Brief
For every line in the records that has the word "season", make a copy.

----------

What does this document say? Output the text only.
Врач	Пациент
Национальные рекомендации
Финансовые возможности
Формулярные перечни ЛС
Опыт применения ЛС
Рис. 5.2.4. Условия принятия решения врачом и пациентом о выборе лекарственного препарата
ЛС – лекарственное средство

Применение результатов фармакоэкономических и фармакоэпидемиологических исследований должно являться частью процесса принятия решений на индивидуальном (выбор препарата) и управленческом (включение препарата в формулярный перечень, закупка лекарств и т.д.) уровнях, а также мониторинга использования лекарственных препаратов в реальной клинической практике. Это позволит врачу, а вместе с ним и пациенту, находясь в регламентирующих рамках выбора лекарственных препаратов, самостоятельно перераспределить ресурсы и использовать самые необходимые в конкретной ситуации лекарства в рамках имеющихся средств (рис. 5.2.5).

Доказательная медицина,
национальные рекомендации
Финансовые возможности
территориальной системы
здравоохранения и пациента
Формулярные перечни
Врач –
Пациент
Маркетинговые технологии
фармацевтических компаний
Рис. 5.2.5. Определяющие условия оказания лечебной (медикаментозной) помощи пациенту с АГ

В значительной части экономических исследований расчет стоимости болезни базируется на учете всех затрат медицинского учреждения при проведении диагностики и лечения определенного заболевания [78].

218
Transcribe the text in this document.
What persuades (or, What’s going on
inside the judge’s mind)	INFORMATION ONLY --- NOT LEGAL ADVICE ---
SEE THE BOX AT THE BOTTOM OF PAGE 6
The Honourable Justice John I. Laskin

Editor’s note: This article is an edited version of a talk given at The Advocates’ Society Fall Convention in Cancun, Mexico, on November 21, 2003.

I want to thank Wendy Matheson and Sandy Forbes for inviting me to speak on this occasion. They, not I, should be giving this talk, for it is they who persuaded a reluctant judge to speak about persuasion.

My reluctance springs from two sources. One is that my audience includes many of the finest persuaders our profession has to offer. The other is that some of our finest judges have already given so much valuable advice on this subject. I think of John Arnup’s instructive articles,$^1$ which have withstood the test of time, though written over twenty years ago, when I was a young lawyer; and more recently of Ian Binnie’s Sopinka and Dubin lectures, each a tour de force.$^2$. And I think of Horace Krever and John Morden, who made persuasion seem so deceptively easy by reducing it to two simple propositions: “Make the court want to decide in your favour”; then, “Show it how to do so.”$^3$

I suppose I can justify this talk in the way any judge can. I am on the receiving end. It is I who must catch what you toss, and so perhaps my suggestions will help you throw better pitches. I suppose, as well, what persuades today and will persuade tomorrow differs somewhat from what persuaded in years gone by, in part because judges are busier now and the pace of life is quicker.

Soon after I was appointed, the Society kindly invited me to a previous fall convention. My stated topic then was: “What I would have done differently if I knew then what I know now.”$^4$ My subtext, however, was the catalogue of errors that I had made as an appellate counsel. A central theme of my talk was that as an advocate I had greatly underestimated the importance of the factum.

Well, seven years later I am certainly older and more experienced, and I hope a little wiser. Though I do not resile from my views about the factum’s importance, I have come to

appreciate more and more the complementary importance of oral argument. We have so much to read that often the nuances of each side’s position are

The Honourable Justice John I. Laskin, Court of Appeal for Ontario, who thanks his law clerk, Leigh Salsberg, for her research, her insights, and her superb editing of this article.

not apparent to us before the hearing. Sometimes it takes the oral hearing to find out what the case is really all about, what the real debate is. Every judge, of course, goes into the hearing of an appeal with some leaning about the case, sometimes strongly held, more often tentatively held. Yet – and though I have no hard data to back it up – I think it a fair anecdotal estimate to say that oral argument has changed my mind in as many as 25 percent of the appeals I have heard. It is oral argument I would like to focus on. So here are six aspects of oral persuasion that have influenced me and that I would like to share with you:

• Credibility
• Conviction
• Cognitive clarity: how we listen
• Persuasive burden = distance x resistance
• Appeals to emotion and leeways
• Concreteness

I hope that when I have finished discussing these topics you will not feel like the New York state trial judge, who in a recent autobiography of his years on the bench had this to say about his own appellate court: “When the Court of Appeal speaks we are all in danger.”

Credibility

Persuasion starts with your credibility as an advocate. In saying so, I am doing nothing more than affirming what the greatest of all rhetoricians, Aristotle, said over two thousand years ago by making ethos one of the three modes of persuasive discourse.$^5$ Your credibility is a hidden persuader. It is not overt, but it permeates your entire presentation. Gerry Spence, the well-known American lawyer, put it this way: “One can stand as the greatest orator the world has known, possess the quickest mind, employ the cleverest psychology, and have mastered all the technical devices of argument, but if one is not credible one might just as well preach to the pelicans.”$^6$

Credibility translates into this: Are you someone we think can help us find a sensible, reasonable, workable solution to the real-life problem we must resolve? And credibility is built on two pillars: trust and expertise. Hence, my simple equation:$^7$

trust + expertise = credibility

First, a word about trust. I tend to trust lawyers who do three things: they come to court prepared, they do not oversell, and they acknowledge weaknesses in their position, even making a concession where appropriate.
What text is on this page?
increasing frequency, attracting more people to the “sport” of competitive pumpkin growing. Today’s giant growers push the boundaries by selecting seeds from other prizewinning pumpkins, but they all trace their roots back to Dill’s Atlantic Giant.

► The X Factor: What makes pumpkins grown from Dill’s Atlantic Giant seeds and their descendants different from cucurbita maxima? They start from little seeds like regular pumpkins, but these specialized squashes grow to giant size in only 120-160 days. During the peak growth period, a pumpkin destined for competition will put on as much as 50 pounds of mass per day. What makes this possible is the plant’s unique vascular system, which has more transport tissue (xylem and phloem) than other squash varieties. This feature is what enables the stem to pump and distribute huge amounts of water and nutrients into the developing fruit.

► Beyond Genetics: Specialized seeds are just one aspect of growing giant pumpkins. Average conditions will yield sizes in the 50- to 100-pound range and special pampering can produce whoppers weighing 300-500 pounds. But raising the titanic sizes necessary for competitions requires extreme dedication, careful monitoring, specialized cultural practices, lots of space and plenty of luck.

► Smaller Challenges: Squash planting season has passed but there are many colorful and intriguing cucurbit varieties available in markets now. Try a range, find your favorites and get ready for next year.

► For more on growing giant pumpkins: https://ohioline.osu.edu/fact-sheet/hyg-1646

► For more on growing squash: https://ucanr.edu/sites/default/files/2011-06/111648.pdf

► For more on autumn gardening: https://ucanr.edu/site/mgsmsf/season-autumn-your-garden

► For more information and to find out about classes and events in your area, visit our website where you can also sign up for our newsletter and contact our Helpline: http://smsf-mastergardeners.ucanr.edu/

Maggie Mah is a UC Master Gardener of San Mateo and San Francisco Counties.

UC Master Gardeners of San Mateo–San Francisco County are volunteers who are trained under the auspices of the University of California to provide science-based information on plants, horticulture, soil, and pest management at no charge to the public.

----------

Response
► Smaller Challenges: Squash planting season has passed but there are many colorful and intriguing cucurbit varieties available in markets now. Try a range, find your favorites and get ready for next year.
► For more on autumn gardening: https://ucanr.edu/site/mgsmsf/season-autumn-your-garden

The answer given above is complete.